== TEXT SECTION ==
★ ★ ★ ★
1. An integrated circuit device comprising:
at least one instruction processing module arranged for executing vector data processing upon receipt of a respective one of a set of data processing instructions, the data processing instructions comprising at least one matrix processing instruction for processing elements of a matrix, the elements of rows of the matrix being stored in a set of registers, and the instruction processing module comprising an accessing unit for accessing selected elements of the matrix, which selected elements are non-sequentially located according to a predetermined pattern across multiple registers of the set of registers, the accessing enabling respective processing lanes to write or read different registers.
2. Device as claimed in claim 1, wherein the predetermined pattern determines accessing the selected elements according to a column of the matrix.
3. Device as claimed in claim 1, wherein the matrix is a two-dimensional matrix.
4. Device as claimed in claim 1, wherein the matrix processing instruction comprises an indication of the predetermined pattern.
5. Device according to claim 1, wherein the size of the matrix row is 2n, wherein n is an integer and 2n is two to the power n.
6. Device as claimed in claim 5, wherein the size of the matrix column is 2n.
7. Device as claimed in claim 5, wherein n is 2, 3 or 4 and the matrix is a two-dimensional matrix of a matrix size 4×4, 8×8 or 16×16 respectively.
★ ★ ★ ★
== ENTRIES SUPPLIED ==
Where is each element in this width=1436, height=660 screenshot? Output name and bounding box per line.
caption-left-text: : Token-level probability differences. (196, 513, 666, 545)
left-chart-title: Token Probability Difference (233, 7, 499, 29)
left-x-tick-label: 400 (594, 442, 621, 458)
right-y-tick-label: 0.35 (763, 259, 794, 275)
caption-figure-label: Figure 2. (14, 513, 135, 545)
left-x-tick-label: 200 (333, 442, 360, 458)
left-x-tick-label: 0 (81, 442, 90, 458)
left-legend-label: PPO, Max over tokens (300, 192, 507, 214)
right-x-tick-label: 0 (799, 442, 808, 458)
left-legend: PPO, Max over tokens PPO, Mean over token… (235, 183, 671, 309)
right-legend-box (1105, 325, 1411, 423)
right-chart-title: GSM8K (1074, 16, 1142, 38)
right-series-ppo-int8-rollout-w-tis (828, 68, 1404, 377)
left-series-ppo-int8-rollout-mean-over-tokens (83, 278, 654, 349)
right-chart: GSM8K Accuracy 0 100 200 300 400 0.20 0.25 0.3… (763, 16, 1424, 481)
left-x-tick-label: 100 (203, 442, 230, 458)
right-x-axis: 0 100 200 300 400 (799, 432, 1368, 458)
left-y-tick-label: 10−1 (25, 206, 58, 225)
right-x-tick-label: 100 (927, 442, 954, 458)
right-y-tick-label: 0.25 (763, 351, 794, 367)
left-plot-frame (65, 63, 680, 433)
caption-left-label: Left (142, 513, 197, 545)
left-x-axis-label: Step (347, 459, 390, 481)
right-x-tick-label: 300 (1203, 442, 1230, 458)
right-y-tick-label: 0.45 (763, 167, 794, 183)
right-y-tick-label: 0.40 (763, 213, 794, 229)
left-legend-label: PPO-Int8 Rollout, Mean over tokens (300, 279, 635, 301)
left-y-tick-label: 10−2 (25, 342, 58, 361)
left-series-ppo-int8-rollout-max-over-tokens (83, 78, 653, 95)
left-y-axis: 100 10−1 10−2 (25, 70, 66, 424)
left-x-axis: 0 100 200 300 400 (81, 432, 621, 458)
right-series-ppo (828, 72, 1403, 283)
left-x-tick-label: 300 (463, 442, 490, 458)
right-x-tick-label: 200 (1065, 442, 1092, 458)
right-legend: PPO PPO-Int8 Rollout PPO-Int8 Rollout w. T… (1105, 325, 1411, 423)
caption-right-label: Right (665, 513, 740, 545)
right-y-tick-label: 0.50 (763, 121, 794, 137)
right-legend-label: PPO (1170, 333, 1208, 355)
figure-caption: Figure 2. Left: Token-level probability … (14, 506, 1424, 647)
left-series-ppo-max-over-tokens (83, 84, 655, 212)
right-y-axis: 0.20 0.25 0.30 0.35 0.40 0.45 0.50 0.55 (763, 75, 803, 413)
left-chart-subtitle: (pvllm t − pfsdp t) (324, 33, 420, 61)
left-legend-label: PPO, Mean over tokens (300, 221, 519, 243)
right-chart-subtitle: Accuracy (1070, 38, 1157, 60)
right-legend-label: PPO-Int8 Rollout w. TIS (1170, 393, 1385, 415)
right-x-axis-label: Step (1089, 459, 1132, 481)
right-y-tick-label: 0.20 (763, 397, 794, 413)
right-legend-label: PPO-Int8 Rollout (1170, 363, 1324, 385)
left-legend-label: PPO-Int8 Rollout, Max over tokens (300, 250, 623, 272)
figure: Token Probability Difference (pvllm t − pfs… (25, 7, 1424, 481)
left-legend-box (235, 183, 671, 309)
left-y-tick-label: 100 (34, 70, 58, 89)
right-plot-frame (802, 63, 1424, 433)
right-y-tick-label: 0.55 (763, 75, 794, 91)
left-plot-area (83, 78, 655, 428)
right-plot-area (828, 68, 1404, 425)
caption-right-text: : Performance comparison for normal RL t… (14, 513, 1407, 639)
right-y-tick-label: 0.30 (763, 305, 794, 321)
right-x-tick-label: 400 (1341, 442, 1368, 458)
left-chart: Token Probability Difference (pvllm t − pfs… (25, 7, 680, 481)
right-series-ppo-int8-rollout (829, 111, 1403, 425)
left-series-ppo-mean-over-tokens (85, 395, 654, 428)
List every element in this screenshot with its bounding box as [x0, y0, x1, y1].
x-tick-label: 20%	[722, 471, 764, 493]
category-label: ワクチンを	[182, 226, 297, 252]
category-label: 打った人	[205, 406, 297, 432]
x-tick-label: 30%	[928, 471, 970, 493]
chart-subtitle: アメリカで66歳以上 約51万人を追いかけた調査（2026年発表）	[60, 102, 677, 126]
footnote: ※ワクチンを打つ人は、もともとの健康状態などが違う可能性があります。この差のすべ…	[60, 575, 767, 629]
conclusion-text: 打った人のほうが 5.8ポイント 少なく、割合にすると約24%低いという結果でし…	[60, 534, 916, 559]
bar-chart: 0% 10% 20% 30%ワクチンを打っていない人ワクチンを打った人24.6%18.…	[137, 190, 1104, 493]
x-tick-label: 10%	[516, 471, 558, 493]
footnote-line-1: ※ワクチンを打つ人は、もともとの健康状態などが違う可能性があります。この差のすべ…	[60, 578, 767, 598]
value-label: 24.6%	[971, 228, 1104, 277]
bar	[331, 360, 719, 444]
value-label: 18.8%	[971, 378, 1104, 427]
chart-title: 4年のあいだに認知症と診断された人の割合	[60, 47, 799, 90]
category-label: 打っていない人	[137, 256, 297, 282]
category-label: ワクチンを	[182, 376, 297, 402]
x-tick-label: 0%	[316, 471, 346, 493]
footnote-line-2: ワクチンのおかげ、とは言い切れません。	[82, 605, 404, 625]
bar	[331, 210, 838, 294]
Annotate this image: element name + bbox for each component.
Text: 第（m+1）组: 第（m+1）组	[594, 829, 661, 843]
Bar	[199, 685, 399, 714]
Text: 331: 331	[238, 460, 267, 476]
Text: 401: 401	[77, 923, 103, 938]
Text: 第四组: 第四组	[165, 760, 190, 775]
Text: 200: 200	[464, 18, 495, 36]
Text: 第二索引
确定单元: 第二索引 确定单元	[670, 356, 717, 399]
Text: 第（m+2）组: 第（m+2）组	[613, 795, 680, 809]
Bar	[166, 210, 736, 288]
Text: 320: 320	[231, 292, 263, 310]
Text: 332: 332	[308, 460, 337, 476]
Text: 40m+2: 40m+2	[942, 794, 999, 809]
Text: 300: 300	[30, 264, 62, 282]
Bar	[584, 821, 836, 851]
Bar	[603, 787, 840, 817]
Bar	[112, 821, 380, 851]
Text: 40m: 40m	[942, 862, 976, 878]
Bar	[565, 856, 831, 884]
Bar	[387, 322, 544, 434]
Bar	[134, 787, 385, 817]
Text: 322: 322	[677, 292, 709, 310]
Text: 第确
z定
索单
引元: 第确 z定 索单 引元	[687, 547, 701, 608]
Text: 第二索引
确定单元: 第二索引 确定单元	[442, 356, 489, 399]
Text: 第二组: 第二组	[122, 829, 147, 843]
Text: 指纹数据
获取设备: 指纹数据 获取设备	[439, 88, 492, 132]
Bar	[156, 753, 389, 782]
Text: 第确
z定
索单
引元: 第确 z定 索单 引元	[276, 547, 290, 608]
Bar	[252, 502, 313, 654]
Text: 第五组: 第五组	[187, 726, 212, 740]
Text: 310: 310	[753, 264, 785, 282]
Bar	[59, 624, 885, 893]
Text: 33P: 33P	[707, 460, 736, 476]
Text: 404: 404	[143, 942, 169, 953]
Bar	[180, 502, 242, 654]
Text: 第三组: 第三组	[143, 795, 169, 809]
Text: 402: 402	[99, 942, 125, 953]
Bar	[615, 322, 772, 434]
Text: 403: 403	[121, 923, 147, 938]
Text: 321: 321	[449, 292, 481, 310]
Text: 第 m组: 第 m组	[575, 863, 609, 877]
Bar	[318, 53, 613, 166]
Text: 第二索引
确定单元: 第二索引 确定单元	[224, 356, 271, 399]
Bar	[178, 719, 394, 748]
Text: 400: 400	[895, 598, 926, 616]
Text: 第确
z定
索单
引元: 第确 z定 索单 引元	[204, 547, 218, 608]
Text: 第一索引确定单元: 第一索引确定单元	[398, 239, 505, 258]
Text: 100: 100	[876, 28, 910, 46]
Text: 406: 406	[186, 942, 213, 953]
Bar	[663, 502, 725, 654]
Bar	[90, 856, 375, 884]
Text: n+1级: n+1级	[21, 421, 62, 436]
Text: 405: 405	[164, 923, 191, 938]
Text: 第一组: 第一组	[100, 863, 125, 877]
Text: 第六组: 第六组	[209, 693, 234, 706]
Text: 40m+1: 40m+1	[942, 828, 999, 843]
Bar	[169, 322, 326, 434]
★ ★ ★ ★
== TASK BRIEF ==
Output the passage of the device claims that begins with the words containing "2. Device as" and ends with "column is 2n.", copied word for word.

== SOLUTION BELOW ==
2. Device as claimed in claim 1, wherein the predetermined pattern determines accessing the selected elements according to a column of the matrix.
3. Device as claimed in claim 1, wherein the matrix is a two-dimensional matrix.
4. Device as claimed in claim 1, wherein the matrix processing instruction comprises an indication of the predetermined pattern.
5. Device according to claim 1, wherein the size of the matrix row is 2n, wherein n is an integer and 2n is two to the power n.
6. Device as claimed in claim 5, wherein the size of the matrix column is 2n.